====== RECORDS FOR THE EXERCISE ======
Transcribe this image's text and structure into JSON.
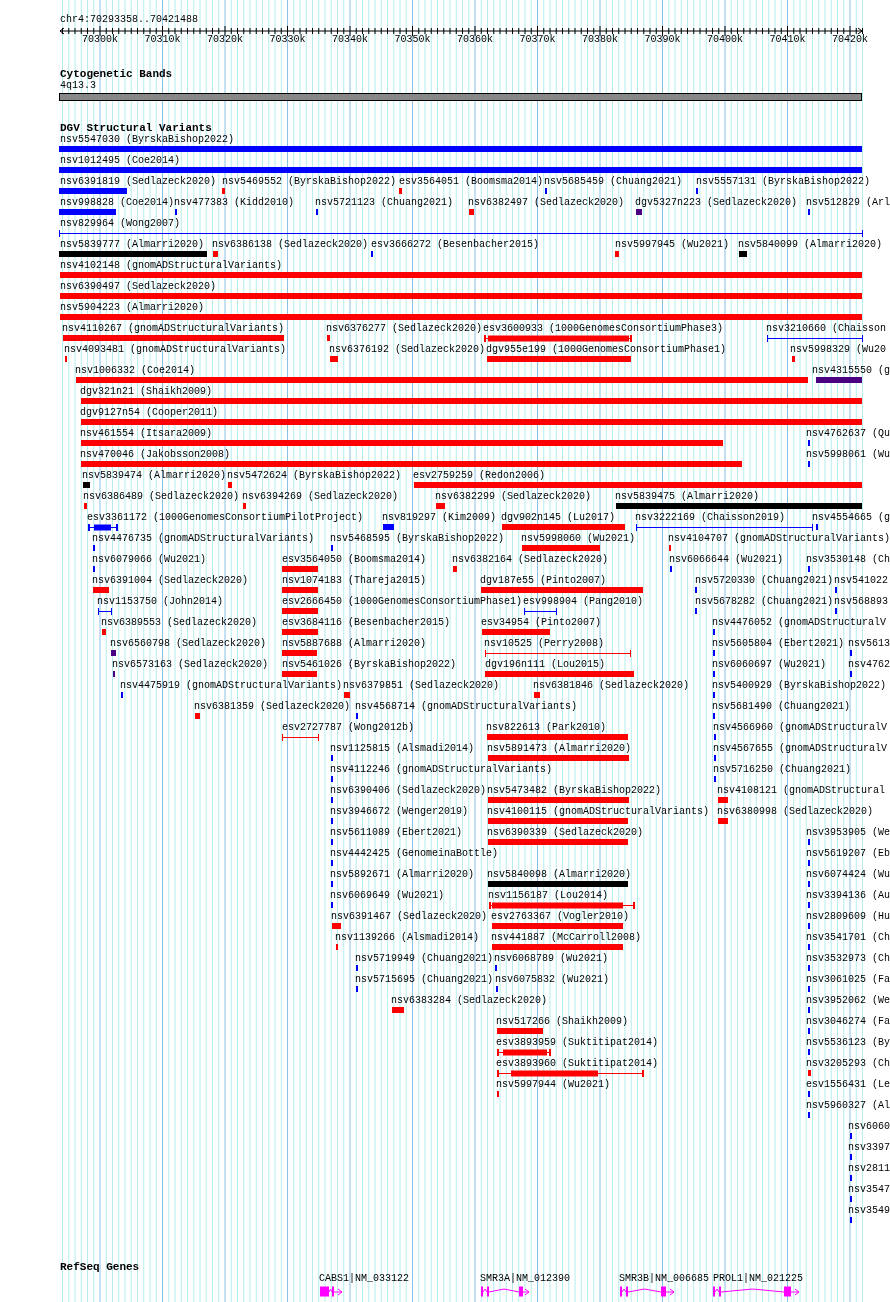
{
  "ruler": {
    "region": "chr4:70293358..70421488",
    "ticks": [
      "70300k",
      "70310k",
      "70320k",
      "70330k",
      "70340k",
      "70350k",
      "70360k",
      "70370k",
      "70380k",
      "70390k",
      "70400k",
      "70410k",
      "70420k"
    ]
  },
  "cytogenetic_bands": {
    "title": "Cytogenetic Bands",
    "band": "4q13.3"
  },
  "variants": {
    "title": "DGV Structural Variants",
    "features": [
      {
        "label": "nsv5547030 (ByrskaBishop2022)",
        "color": "#0000ff",
        "kind": "bar"
      },
      {
        "label": "nsv1012495 (Coe2014)",
        "color": "#0000ff",
        "kind": "bar"
      },
      {
        "label": "nsv6391819 (Sedlazeck2020)",
        "color": "#0000ff",
        "kind": "bar"
      },
      {
        "label": "nsv5469552 (ByrskaBishop2022)",
        "color": "#ff0000",
        "kind": "bar"
      },
      {
        "label": "esv3564051 (Boomsma2014)",
        "color": "#ff0000",
        "kind": "bar"
      },
      {
        "label": "nsv5685459 (Chuang2021)",
        "color": "#0000ff",
        "kind": "bar"
      },
      {
        "label": "nsv5557131 (ByrskaBishop2022)",
        "color": "#0000ff",
        "kind": "bar"
      },
      {
        "label": "nsv998828 (Coe2014)",
        "color": "#0000ff",
        "kind": "bar"
      },
      {
        "label": "nsv477383 (Kidd2010)",
        "color": "#0000ff",
        "kind": "bar"
      },
      {
        "label": "nsv5721123 (Chuang2021)",
        "color": "#0000ff",
        "kind": "bar"
      },
      {
        "label": "nsv6382497 (Sedlazeck2020)",
        "color": "#ff0000",
        "kind": "bar"
      },
      {
        "label": "dgv5327n223 (Sedlazeck2020)",
        "color": "#4b0082",
        "kind": "bar"
      },
      {
        "label": "nsv512829 (Arl",
        "color": "#0000ff",
        "kind": "bar"
      },
      {
        "label": "nsv829964 (Wong2007)",
        "color": "#0000ff",
        "kind": "line"
      },
      {
        "label": "nsv5839777 (Almarri2020)",
        "color": "#000000",
        "kind": "bar"
      },
      {
        "label": "nsv6386138 (Sedlazeck2020)",
        "color": "#ff0000",
        "kind": "bar"
      },
      {
        "label": "esv3666272 (Besenbacher2015)",
        "color": "#0000ff",
        "kind": "bar"
      },
      {
        "label": "nsv5997945 (Wu2021)",
        "color": "#ff0000",
        "kind": "bar"
      },
      {
        "label": "nsv5840099 (Almarri2020)",
        "color": "#000000",
        "kind": "bar"
      },
      {
        "label": "nsv4102148 (gnomADStructuralVariants)",
        "color": "#ff0000",
        "kind": "bar"
      },
      {
        "label": "nsv6390497 (Sedlazeck2020)",
        "color": "#ff0000",
        "kind": "bar"
      },
      {
        "label": "nsv5904223 (Almarri2020)",
        "color": "#ff0000",
        "kind": "bar"
      },
      {
        "label": "nsv4110267 (gnomADStructuralVariants)",
        "color": "#ff0000",
        "kind": "bar"
      },
      {
        "label": "nsv6376277 (Sedlazeck2020)",
        "color": "#ff0000",
        "kind": "bar"
      },
      {
        "label": "esv3600933 (1000GenomesConsortiumPhase3)",
        "color": "#ff0000",
        "kind": "capped-bar"
      },
      {
        "label": "nsv3210660 (Chaisson",
        "color": "#0000ff",
        "kind": "line"
      },
      {
        "label": "nsv4093481 (gnomADStructuralVariants)",
        "color": "#ff0000",
        "kind": "bar"
      },
      {
        "label": "nsv6376192 (Sedlazeck2020)",
        "color": "#ff0000",
        "kind": "bar"
      },
      {
        "label": "dgv955e199 (1000GenomesConsortiumPhase1)",
        "color": "#ff0000",
        "kind": "bar"
      },
      {
        "label": "nsv5998329 (Wu20",
        "color": "#ff0000",
        "kind": "bar"
      },
      {
        "label": "nsv1006332 (Coe2014)",
        "color": "#ff0000",
        "kind": "bar"
      },
      {
        "label": "nsv4315550 (g",
        "color": "#4b0082",
        "kind": "bar"
      },
      {
        "label": "dgv321n21 (Shaikh2009)",
        "color": "#ff0000",
        "kind": "bar"
      },
      {
        "label": "dgv9127n54 (Cooper2011)",
        "color": "#ff0000",
        "kind": "bar"
      },
      {
        "label": "nsv461554 (Itsara2009)",
        "color": "#ff0000",
        "kind": "bar"
      },
      {
        "label": "nsv4762637 (Qu",
        "color": "#0000ff",
        "kind": "bar"
      },
      {
        "label": "nsv470046 (Jakobsson2008)",
        "color": "#ff0000",
        "kind": "bar"
      },
      {
        "label": "nsv5998061 (Wu",
        "color": "#0000ff",
        "kind": "bar"
      },
      {
        "label": "nsv5839474 (Almarri2020)",
        "color": "#000000",
        "kind": "bar"
      },
      {
        "label": "nsv5472624 (ByrskaBishop2022)",
        "color": "#ff0000",
        "kind": "bar"
      },
      {
        "label": "esv2759259 (Redon2006)",
        "color": "#ff0000",
        "kind": "bar"
      },
      {
        "label": "nsv6386489 (Sedlazeck2020)",
        "color": "#ff0000",
        "kind": "bar"
      },
      {
        "label": "nsv6394269 (Sedlazeck2020)",
        "color": "#ff0000",
        "kind": "bar"
      },
      {
        "label": "nsv6382299 (Sedlazeck2020)",
        "color": "#ff0000",
        "kind": "bar"
      },
      {
        "label": "nsv5839475 (Almarri2020)",
        "color": "#000000",
        "kind": "bar"
      },
      {
        "label": "esv3361172 (1000GenomesConsortiumPilotProject)",
        "color": "#0000ff",
        "kind": "capped-bar"
      },
      {
        "label": "nsv819297 (Kim2009)",
        "color": "#0000ff",
        "kind": "bar"
      },
      {
        "label": "dgv902n145 (Lu2017)",
        "color": "#ff0000",
        "kind": "bar"
      },
      {
        "label": "nsv3222169 (Chaisson2019)",
        "color": "#0000ff",
        "kind": "line"
      },
      {
        "label": "nsv4554665 (g",
        "color": "#0000ff",
        "kind": "bar"
      },
      {
        "label": "nsv4476735 (gnomADStructuralVariants)",
        "color": "#0000ff",
        "kind": "bar"
      },
      {
        "label": "nsv5468595 (ByrskaBishop2022)",
        "color": "#0000ff",
        "kind": "bar"
      },
      {
        "label": "nsv5998060 (Wu2021)",
        "color": "#ff0000",
        "kind": "bar"
      },
      {
        "label": "nsv4104707 (gnomADStructuralVariants)",
        "color": "#ff0000",
        "kind": "bar"
      },
      {
        "label": "nsv6079066 (Wu2021)",
        "color": "#0000ff",
        "kind": "bar"
      },
      {
        "label": "esv3564050 (Boomsma2014)",
        "color": "#ff0000",
        "kind": "bar"
      },
      {
        "label": "nsv6382164 (Sedlazeck2020)",
        "color": "#ff0000",
        "kind": "bar"
      },
      {
        "label": "nsv6066644 (Wu2021)",
        "color": "#0000ff",
        "kind": "bar"
      },
      {
        "label": "nsv3530148 (Ch",
        "color": "#0000ff",
        "kind": "bar"
      },
      {
        "label": "nsv6391004 (Sedlazeck2020)",
        "color": "#ff0000",
        "kind": "bar"
      },
      {
        "label": "nsv1074183 (Thareja2015)",
        "color": "#ff0000",
        "kind": "bar"
      },
      {
        "label": "dgv187e55 (Pinto2007)",
        "color": "#ff0000",
        "kind": "bar"
      },
      {
        "label": "nsv5720330 (Chuang2021)",
        "color": "#0000ff",
        "kind": "bar"
      },
      {
        "label": "nsv541022",
        "color": "#0000ff",
        "kind": "bar"
      },
      {
        "label": "nsv1153750 (John2014)",
        "color": "#0000ff",
        "kind": "line"
      },
      {
        "label": "esv2666450 (1000GenomesConsortiumPhase1)",
        "color": "#ff0000",
        "kind": "bar"
      },
      {
        "label": "esv998904 (Pang2010)",
        "color": "#0000ff",
        "kind": "line"
      },
      {
        "label": "nsv5678282 (Chuang2021)",
        "color": "#0000ff",
        "kind": "bar"
      },
      {
        "label": "nsv568893",
        "color": "#0000ff",
        "kind": "bar"
      },
      {
        "label": "nsv6389553 (Sedlazeck2020)",
        "color": "#ff0000",
        "kind": "bar"
      },
      {
        "label": "esv3684116 (Besenbacher2015)",
        "color": "#ff0000",
        "kind": "bar"
      },
      {
        "label": "esv34954 (Pinto2007)",
        "color": "#ff0000",
        "kind": "bar"
      },
      {
        "label": "nsv4476052 (gnomADStructuralV",
        "color": "#0000ff",
        "kind": "bar"
      },
      {
        "label": "nsv6560798 (Sedlazeck2020)",
        "color": "#4b0082",
        "kind": "bar"
      },
      {
        "label": "nsv5887688 (Almarri2020)",
        "color": "#ff0000",
        "kind": "bar"
      },
      {
        "label": "nsv10525 (Perry2008)",
        "color": "#ff0000",
        "kind": "line"
      },
      {
        "label": "nsv5605804 (Ebert2021)",
        "color": "#0000ff",
        "kind": "bar"
      },
      {
        "label": "nsv5613",
        "color": "#0000ff",
        "kind": "bar"
      },
      {
        "label": "nsv6573163 (Sedlazeck2020)",
        "color": "#4b0082",
        "kind": "bar"
      },
      {
        "label": "nsv5461026 (ByrskaBishop2022)",
        "color": "#ff0000",
        "kind": "bar"
      },
      {
        "label": "dgv196n111 (Lou2015)",
        "color": "#ff0000",
        "kind": "bar"
      },
      {
        "label": "nsv6060697 (Wu2021)",
        "color": "#0000ff",
        "kind": "bar"
      },
      {
        "label": "nsv4762",
        "color": "#0000ff",
        "kind": "bar"
      },
      {
        "label": "nsv4475919 (gnomADStructuralVariants)",
        "color": "#0000ff",
        "kind": "bar"
      },
      {
        "label": "nsv6379851 (Sedlazeck2020)",
        "color": "#ff0000",
        "kind": "bar"
      },
      {
        "label": "nsv6381846 (Sedlazeck2020)",
        "color": "#ff0000",
        "kind": "bar"
      },
      {
        "label": "nsv5400929 (ByrskaBishop2022)",
        "color": "#0000ff",
        "kind": "bar"
      },
      {
        "label": "nsv6381359 (Sedlazeck2020)",
        "color": "#ff0000",
        "kind": "bar"
      },
      {
        "label": "nsv4568714 (gnomADStructuralVariants)",
        "color": "#0000ff",
        "kind": "bar"
      },
      {
        "label": "nsv5681490 (Chuang2021)",
        "color": "#0000ff",
        "kind": "bar"
      },
      {
        "label": "esv2727787 (Wong2012b)",
        "color": "#ff0000",
        "kind": "line"
      },
      {
        "label": "nsv822613 (Park2010)",
        "color": "#ff0000",
        "kind": "bar"
      },
      {
        "label": "nsv4566960 (gnomADStructuralV",
        "color": "#0000ff",
        "kind": "bar"
      },
      {
        "label": "nsv1125815 (Alsmadi2014)",
        "color": "#0000ff",
        "kind": "bar"
      },
      {
        "label": "nsv5891473 (Almarri2020)",
        "color": "#ff0000",
        "kind": "bar"
      },
      {
        "label": "nsv4567655 (gnomADStructuralV",
        "color": "#0000ff",
        "kind": "bar"
      },
      {
        "label": "nsv4112246 (gnomADStructuralVariants)",
        "color": "#0000ff",
        "kind": "bar"
      },
      {
        "label": "nsv5716250 (Chuang2021)",
        "color": "#0000ff",
        "kind": "bar"
      },
      {
        "label": "nsv6390406 (Sedlazeck2020)",
        "color": "#0000ff",
        "kind": "bar"
      },
      {
        "label": "nsv5473482 (ByrskaBishop2022)",
        "color": "#ff0000",
        "kind": "bar"
      },
      {
        "label": "nsv4108121 (gnomADStructural",
        "color": "#ff0000",
        "kind": "bar"
      },
      {
        "label": "nsv3946672 (Wenger2019)",
        "color": "#0000ff",
        "kind": "bar"
      },
      {
        "label": "nsv4100115 (gnomADStructuralVariants)",
        "color": "#ff0000",
        "kind": "bar"
      },
      {
        "label": "nsv6380998 (Sedlazeck2020)",
        "color": "#ff0000",
        "kind": "bar"
      },
      {
        "label": "nsv5611089 (Ebert2021)",
        "color": "#0000ff",
        "kind": "bar"
      },
      {
        "label": "nsv6390339 (Sedlazeck2020)",
        "color": "#ff0000",
        "kind": "bar"
      },
      {
        "label": "nsv3953905 (We",
        "color": "#0000ff",
        "kind": "bar"
      },
      {
        "label": "nsv4442425 (GenomeinaBottle)",
        "color": "#0000ff",
        "kind": "bar"
      },
      {
        "label": "nsv5619207 (Eb",
        "color": "#0000ff",
        "kind": "bar"
      },
      {
        "label": "nsv5892671 (Almarri2020)",
        "color": "#0000ff",
        "kind": "bar"
      },
      {
        "label": "nsv5840098 (Almarri2020)",
        "color": "#000000",
        "kind": "bar"
      },
      {
        "label": "nsv6074424 (Wu",
        "color": "#0000ff",
        "kind": "bar"
      },
      {
        "label": "nsv6069649 (Wu2021)",
        "color": "#0000ff",
        "kind": "bar"
      },
      {
        "label": "nsv1156187 (Lou2014)",
        "color": "#ff0000",
        "kind": "capped-bar"
      },
      {
        "label": "nsv3394136 (Au",
        "color": "#0000ff",
        "kind": "bar"
      },
      {
        "label": "nsv6391467 (Sedlazeck2020)",
        "color": "#ff0000",
        "kind": "bar"
      },
      {
        "label": "esv2763367 (Vogler2010)",
        "color": "#ff0000",
        "kind": "bar"
      },
      {
        "label": "nsv2809609 (Hu",
        "color": "#0000ff",
        "kind": "bar"
      },
      {
        "label": "nsv1139266 (Alsmadi2014)",
        "color": "#ff0000",
        "kind": "bar"
      },
      {
        "label": "nsv441887 (McCarroll2008)",
        "color": "#ff0000",
        "kind": "bar"
      },
      {
        "label": "nsv3541701 (Ch",
        "color": "#0000ff",
        "kind": "bar"
      },
      {
        "label": "nsv5719949 (Chuang2021)",
        "color": "#0000ff",
        "kind": "bar"
      },
      {
        "label": "nsv6068789 (Wu2021)",
        "color": "#0000ff",
        "kind": "bar"
      },
      {
        "label": "nsv3532973 (Ch",
        "color": "#0000ff",
        "kind": "bar"
      },
      {
        "label": "nsv5715695 (Chuang2021)",
        "color": "#0000ff",
        "kind": "bar"
      },
      {
        "label": "nsv6075832 (Wu2021)",
        "color": "#0000ff",
        "kind": "bar"
      },
      {
        "label": "nsv3061025 (Fa",
        "color": "#0000ff",
        "kind": "bar"
      },
      {
        "label": "nsv6383284 (Sedlazeck2020)",
        "color": "#ff0000",
        "kind": "bar"
      },
      {
        "label": "nsv3952062 (We",
        "color": "#0000ff",
        "kind": "bar"
      },
      {
        "label": "nsv517266 (Shaikh2009)",
        "color": "#ff0000",
        "kind": "bar"
      },
      {
        "label": "nsv3046274 (Fa",
        "color": "#0000ff",
        "kind": "bar"
      },
      {
        "label": "esv3893959 (Suktitipat2014)",
        "color": "#ff0000",
        "kind": "capped-bar"
      },
      {
        "label": "nsv5536123 (By",
        "color": "#0000ff",
        "kind": "bar"
      },
      {
        "label": "esv3893960 (Suktitipat2014)",
        "color": "#ff0000",
        "kind": "capped-bar"
      },
      {
        "label": "nsv3205293 (Ch",
        "color": "#ff0000",
        "kind": "bar"
      },
      {
        "label": "nsv5997944 (Wu2021)",
        "color": "#ff0000",
        "kind": "bar"
      },
      {
        "label": "esv1556431 (Le",
        "color": "#0000ff",
        "kind": "bar"
      },
      {
        "label": "nsv5960327 (Al",
        "color": "#0000ff",
        "kind": "bar"
      },
      {
        "label": "nsv6060",
        "color": "#0000ff",
        "kind": "bar"
      },
      {
        "label": "nsv3397",
        "color": "#0000ff",
        "kind": "bar"
      },
      {
        "label": "nsv2811",
        "color": "#0000ff",
        "kind": "bar"
      },
      {
        "label": "nsv3547",
        "color": "#0000ff",
        "kind": "bar"
      },
      {
        "label": "nsv3549",
        "color": "#0000ff",
        "kind": "bar"
      }
    ]
  },
  "genes": {
    "title": "RefSeq Genes",
    "items": [
      {
        "label": "CABS1|NM_033122"
      },
      {
        "label": "SMR3A|NM_012390"
      },
      {
        "label": "SMR3B|NM_006685"
      },
      {
        "label": "PROL1|NM_021225"
      }
    ]
  }
}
======
**WORK ITEM**
Whenever "gnomADStructuralVariants" occurs in a line above, copy that line.

**SOLUTION TO THIS PROBLEM**
        "label": "nsv4102148 (gnomADStructuralVariants)",
        "label": "nsv4110267 (gnomADStructuralVariants)",
        "label": "nsv4093481 (gnomADStructuralVariants)",
        "label": "nsv4476735 (gnomADStructuralVariants)",
        "label": "nsv4104707 (gnomADStructuralVariants)",
        "label": "nsv4475919 (gnomADStructuralVariants)",
        "label": "nsv4568714 (gnomADStructuralVariants)",
        "label": "nsv4112246 (gnomADStructuralVariants)",
        "label": "nsv4100115 (gnomADStructuralVariants)",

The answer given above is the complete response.